--- START OF Data in this exercise ---

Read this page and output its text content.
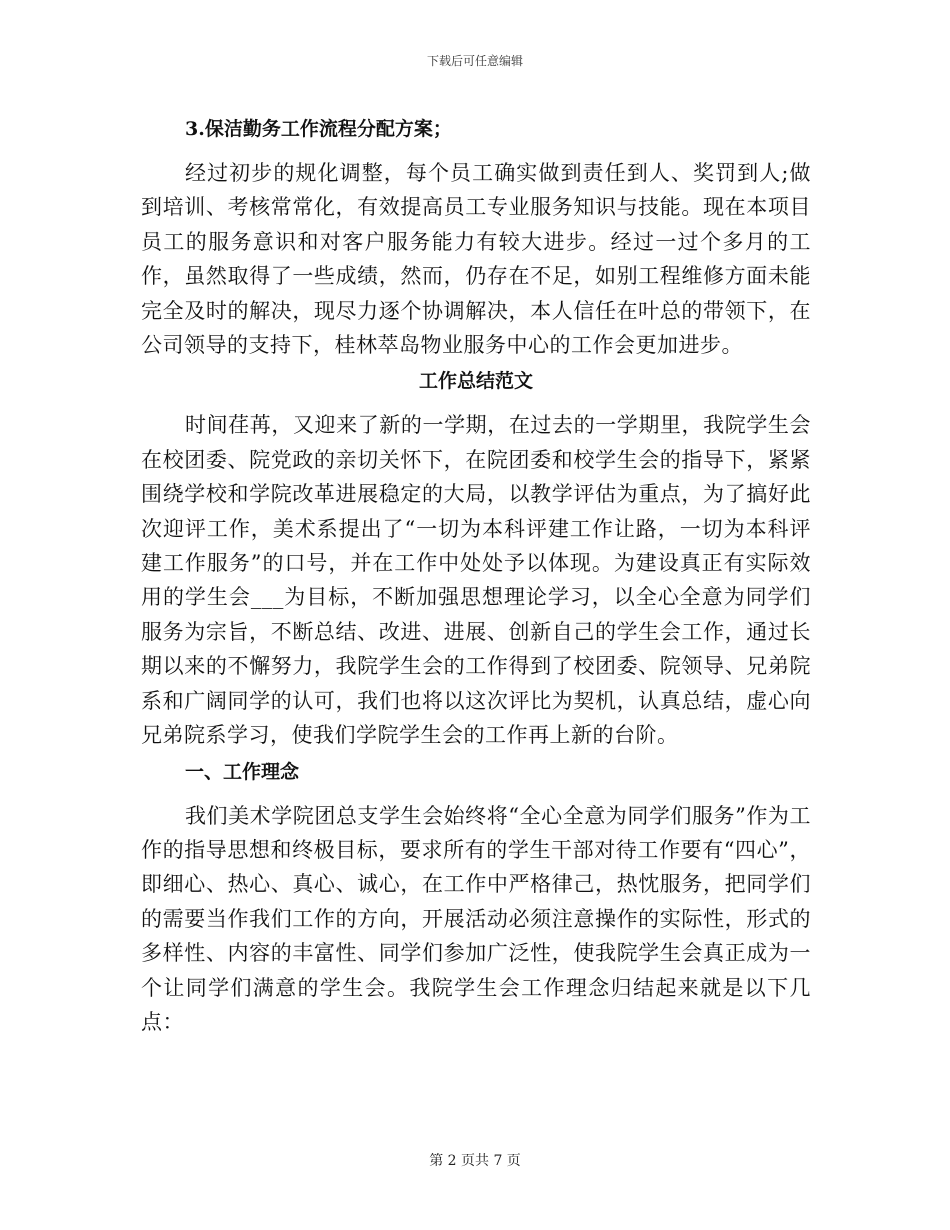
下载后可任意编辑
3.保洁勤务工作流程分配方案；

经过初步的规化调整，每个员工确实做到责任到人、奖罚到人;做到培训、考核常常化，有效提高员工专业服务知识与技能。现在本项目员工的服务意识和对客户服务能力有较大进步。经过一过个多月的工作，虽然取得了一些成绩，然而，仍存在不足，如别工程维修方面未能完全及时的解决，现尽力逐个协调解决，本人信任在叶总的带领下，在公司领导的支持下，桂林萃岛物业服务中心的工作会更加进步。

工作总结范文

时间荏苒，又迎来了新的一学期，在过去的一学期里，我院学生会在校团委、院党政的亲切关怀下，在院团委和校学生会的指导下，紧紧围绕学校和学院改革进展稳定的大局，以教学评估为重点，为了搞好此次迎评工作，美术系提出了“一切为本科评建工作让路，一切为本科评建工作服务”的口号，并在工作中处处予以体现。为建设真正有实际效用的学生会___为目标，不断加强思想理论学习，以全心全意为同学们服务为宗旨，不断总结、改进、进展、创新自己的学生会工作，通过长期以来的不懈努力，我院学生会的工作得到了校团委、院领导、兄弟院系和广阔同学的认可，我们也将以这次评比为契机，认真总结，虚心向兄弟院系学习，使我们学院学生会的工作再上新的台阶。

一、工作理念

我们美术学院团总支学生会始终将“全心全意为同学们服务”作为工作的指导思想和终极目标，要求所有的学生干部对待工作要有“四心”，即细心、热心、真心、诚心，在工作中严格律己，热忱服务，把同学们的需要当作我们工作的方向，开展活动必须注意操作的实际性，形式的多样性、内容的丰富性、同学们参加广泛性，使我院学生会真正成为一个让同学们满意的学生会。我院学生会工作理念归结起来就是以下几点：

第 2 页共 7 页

--- END OF Data in this exercise ---
--- START OF Data in this exercise ---

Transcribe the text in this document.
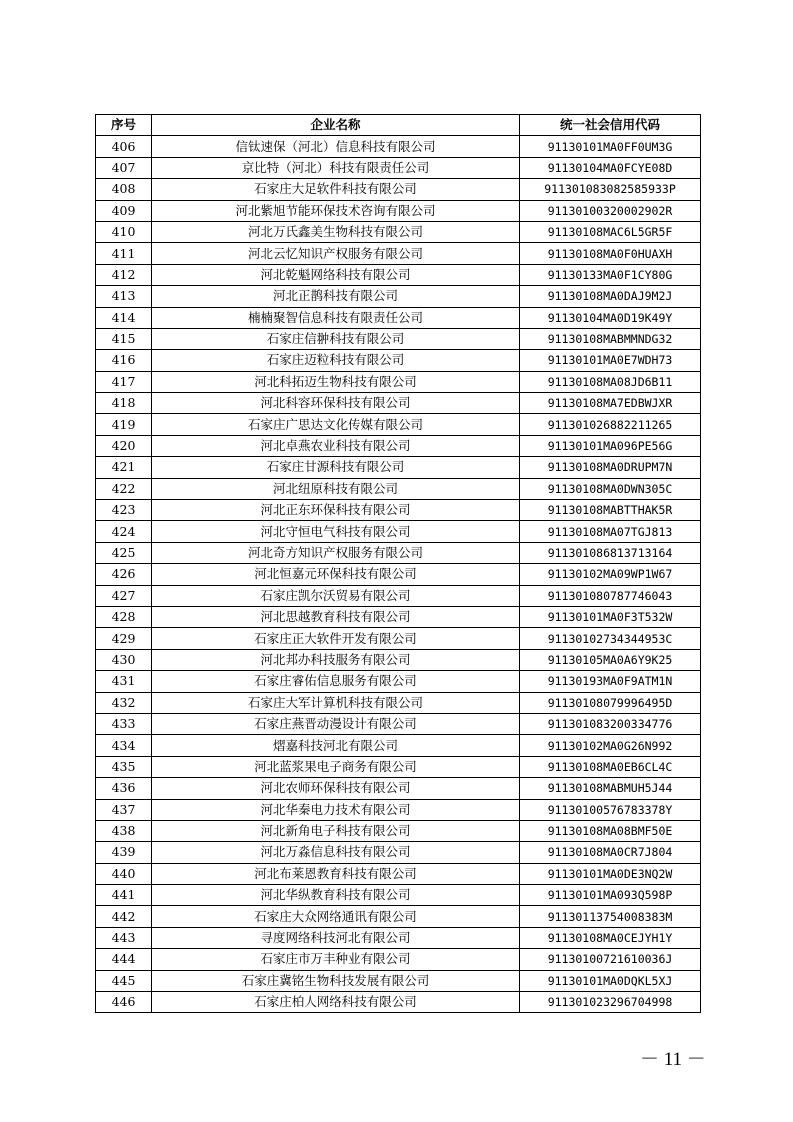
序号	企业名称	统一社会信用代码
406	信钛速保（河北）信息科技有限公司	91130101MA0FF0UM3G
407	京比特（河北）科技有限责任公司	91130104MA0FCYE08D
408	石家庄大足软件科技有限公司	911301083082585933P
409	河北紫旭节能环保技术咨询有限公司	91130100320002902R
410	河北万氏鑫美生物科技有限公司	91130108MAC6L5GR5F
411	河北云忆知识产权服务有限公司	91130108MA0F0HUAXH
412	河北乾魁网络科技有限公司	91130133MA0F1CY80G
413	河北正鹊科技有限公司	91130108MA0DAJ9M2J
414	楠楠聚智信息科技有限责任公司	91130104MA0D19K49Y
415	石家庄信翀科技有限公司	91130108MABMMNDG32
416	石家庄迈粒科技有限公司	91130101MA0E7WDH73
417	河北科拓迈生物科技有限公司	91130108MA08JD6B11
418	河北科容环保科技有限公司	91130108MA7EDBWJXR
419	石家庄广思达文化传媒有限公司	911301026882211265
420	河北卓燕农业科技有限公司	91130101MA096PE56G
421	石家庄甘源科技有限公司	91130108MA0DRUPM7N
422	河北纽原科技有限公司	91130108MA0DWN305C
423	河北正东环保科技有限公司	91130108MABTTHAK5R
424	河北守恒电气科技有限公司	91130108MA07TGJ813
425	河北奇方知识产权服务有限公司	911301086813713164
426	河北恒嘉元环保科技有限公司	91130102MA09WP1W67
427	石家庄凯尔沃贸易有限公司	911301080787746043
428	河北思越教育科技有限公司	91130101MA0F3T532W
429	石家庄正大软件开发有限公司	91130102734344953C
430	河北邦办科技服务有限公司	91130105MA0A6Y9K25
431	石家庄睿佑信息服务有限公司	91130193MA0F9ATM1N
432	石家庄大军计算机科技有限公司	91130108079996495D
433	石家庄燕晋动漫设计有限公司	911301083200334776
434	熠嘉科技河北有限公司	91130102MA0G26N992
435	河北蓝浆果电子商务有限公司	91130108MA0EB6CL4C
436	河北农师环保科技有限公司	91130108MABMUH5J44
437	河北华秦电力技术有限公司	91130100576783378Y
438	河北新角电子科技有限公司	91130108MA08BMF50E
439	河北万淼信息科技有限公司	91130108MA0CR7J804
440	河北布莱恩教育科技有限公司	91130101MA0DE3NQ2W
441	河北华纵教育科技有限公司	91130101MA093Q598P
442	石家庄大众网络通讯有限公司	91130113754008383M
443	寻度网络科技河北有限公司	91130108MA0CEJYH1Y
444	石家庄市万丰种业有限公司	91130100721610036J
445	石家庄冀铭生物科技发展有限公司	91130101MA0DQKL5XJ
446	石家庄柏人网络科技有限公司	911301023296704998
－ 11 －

--- END OF Data in this exercise ---
--- START OF Data in this exercise ---

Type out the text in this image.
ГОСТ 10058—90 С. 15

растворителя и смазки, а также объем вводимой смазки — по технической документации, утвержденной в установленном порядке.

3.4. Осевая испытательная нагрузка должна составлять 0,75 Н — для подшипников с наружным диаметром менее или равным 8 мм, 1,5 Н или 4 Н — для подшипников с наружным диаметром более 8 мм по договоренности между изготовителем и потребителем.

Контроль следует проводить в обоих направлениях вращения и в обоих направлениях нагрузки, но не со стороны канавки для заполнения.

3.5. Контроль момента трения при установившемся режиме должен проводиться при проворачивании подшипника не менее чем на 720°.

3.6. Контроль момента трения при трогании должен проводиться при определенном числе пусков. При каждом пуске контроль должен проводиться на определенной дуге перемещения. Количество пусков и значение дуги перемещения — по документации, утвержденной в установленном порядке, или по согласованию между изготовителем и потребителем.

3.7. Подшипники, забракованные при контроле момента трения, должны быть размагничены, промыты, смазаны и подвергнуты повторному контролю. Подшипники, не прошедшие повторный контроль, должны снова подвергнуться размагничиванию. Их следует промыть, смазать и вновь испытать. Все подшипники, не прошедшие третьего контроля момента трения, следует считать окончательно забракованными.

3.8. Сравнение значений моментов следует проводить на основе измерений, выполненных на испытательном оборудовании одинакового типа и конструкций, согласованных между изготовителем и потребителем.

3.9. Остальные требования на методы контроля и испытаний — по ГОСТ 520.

--- END OF Data in this exercise ---

Pick out every line above that contains the word "ГОСТ" and copy it.

▸ Correct output
ГОСТ 10058—90 С. 15
3.9. Остальные требования на методы контроля и испытаний — по ГОСТ 520.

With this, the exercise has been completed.